Stated exercise: Can you retype the entries character for character, beginning at the first line and stopping after the line that contains "card-subtitle: Fornecedor 25"?

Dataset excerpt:
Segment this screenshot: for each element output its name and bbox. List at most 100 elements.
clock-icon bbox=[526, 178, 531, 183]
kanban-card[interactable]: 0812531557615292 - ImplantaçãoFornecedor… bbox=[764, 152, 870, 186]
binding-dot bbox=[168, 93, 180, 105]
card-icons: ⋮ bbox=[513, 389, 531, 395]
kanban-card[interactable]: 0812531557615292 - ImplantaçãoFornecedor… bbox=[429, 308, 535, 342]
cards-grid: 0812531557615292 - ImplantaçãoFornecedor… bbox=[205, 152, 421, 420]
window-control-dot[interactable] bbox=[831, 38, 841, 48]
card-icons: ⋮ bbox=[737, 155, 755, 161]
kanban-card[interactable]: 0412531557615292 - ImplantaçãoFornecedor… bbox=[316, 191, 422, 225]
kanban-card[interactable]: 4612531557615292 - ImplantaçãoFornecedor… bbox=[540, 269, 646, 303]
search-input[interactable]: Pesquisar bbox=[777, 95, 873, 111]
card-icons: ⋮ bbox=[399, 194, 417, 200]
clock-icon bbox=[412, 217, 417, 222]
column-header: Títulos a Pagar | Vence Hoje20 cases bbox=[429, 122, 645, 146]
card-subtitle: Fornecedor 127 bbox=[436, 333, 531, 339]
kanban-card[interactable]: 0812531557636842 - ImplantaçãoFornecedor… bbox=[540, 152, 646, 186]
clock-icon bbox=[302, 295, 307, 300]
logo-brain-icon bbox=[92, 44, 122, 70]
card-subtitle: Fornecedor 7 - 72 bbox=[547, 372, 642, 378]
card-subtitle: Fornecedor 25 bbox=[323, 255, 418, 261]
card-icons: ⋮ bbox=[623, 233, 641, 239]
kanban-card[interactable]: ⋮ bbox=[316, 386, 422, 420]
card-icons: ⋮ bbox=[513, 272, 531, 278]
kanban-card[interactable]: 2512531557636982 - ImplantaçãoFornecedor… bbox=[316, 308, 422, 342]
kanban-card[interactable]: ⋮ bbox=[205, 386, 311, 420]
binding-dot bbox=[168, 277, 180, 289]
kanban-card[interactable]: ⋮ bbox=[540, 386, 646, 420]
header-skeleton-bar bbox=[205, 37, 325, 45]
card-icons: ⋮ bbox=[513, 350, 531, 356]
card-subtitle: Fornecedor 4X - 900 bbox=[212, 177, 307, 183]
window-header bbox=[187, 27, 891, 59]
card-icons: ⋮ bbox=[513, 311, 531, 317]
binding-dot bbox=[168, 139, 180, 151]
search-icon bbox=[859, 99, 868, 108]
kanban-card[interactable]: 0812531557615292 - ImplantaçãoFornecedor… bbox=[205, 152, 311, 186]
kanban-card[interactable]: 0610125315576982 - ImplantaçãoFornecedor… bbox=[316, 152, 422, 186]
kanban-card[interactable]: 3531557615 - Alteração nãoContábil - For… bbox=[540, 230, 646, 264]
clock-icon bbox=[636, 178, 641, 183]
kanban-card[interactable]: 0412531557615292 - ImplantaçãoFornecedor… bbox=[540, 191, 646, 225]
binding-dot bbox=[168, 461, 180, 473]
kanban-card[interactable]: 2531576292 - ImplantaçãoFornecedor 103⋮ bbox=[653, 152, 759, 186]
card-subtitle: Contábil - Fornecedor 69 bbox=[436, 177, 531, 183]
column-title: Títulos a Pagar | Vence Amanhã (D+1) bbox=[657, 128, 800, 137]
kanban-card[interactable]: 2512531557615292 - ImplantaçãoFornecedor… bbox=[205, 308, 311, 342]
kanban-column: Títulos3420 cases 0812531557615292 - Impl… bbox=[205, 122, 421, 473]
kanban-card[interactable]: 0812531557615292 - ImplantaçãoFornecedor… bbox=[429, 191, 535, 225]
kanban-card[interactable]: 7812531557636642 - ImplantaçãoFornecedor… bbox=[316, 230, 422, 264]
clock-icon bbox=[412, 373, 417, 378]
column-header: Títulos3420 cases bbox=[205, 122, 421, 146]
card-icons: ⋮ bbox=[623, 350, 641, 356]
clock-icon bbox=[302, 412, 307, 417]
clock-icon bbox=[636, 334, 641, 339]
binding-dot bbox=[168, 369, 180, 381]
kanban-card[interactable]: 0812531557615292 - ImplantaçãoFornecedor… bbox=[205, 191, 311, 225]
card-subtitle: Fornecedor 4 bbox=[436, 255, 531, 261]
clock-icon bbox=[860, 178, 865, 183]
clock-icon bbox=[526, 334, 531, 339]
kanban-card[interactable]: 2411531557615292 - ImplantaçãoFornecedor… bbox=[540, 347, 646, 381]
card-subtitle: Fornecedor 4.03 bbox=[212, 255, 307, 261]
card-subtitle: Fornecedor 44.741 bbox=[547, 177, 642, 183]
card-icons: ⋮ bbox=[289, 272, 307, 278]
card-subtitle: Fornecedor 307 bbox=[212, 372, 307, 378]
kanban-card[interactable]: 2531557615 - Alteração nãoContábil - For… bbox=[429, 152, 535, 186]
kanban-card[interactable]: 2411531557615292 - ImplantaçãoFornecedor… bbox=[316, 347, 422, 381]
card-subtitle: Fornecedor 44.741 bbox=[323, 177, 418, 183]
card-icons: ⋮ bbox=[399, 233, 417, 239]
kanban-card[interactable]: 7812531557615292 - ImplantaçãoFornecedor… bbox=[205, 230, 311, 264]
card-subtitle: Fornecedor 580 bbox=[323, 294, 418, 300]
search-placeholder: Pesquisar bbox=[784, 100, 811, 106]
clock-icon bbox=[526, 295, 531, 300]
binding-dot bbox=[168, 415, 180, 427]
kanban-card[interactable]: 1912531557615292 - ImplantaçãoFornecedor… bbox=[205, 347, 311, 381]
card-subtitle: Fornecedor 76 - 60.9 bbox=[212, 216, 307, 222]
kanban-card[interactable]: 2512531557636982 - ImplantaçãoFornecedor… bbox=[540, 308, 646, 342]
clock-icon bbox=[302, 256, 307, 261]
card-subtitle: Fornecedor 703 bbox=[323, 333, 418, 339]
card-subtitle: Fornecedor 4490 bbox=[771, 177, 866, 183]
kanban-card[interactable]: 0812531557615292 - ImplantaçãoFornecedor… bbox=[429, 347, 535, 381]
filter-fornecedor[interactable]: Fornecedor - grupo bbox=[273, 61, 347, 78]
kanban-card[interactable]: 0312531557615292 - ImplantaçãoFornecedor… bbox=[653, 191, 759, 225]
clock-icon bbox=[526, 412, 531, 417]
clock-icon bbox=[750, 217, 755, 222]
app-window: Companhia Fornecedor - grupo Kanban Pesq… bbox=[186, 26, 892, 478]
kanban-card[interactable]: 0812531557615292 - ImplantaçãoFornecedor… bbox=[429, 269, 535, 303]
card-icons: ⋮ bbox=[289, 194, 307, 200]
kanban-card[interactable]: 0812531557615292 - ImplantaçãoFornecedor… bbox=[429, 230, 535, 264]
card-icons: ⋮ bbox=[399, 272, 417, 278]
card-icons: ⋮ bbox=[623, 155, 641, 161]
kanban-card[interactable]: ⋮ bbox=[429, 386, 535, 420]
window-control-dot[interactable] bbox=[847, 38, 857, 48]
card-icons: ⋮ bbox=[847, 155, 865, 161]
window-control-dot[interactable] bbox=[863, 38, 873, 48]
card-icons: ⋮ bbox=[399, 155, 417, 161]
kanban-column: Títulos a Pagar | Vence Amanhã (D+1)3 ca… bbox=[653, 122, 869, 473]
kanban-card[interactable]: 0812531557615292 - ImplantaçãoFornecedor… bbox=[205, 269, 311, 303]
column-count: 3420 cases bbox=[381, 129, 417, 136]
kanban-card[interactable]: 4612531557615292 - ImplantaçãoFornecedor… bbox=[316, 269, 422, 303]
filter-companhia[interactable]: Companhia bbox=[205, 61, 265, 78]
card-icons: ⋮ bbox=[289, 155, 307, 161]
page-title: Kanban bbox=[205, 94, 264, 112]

Solved exercise:
Segment this screenshot: for each element output its name and bbox. List at most 100 elements.
clock-icon bbox=[526, 178, 531, 183]
kanban-card[interactable]: 0812531557615292 - ImplantaçãoFornecedor… bbox=[764, 152, 870, 186]
binding-dot bbox=[168, 93, 180, 105]
card-icons: ⋮ bbox=[513, 389, 531, 395]
kanban-card[interactable]: 0812531557615292 - ImplantaçãoFornecedor… bbox=[429, 308, 535, 342]
cards-grid: 0812531557615292 - ImplantaçãoFornecedor… bbox=[205, 152, 421, 420]
window-control-dot[interactable] bbox=[831, 38, 841, 48]
card-icons: ⋮ bbox=[737, 155, 755, 161]
kanban-card[interactable]: 0412531557615292 - ImplantaçãoFornecedor… bbox=[316, 191, 422, 225]
kanban-card[interactable]: 4612531557615292 - ImplantaçãoFornecedor… bbox=[540, 269, 646, 303]
search-input[interactable]: Pesquisar bbox=[777, 95, 873, 111]
card-icons: ⋮ bbox=[399, 194, 417, 200]
clock-icon bbox=[412, 217, 417, 222]
column-header: Títulos a Pagar | Vence Hoje20 cases bbox=[429, 122, 645, 146]
card-subtitle: Fornecedor 127 bbox=[436, 333, 531, 339]
kanban-card[interactable]: 0812531557636842 - ImplantaçãoFornecedor… bbox=[540, 152, 646, 186]
clock-icon bbox=[302, 295, 307, 300]
logo-brain-icon bbox=[92, 44, 122, 70]
card-subtitle: Fornecedor 7 - 72 bbox=[547, 372, 642, 378]
card-subtitle: Fornecedor 25 bbox=[323, 255, 418, 261]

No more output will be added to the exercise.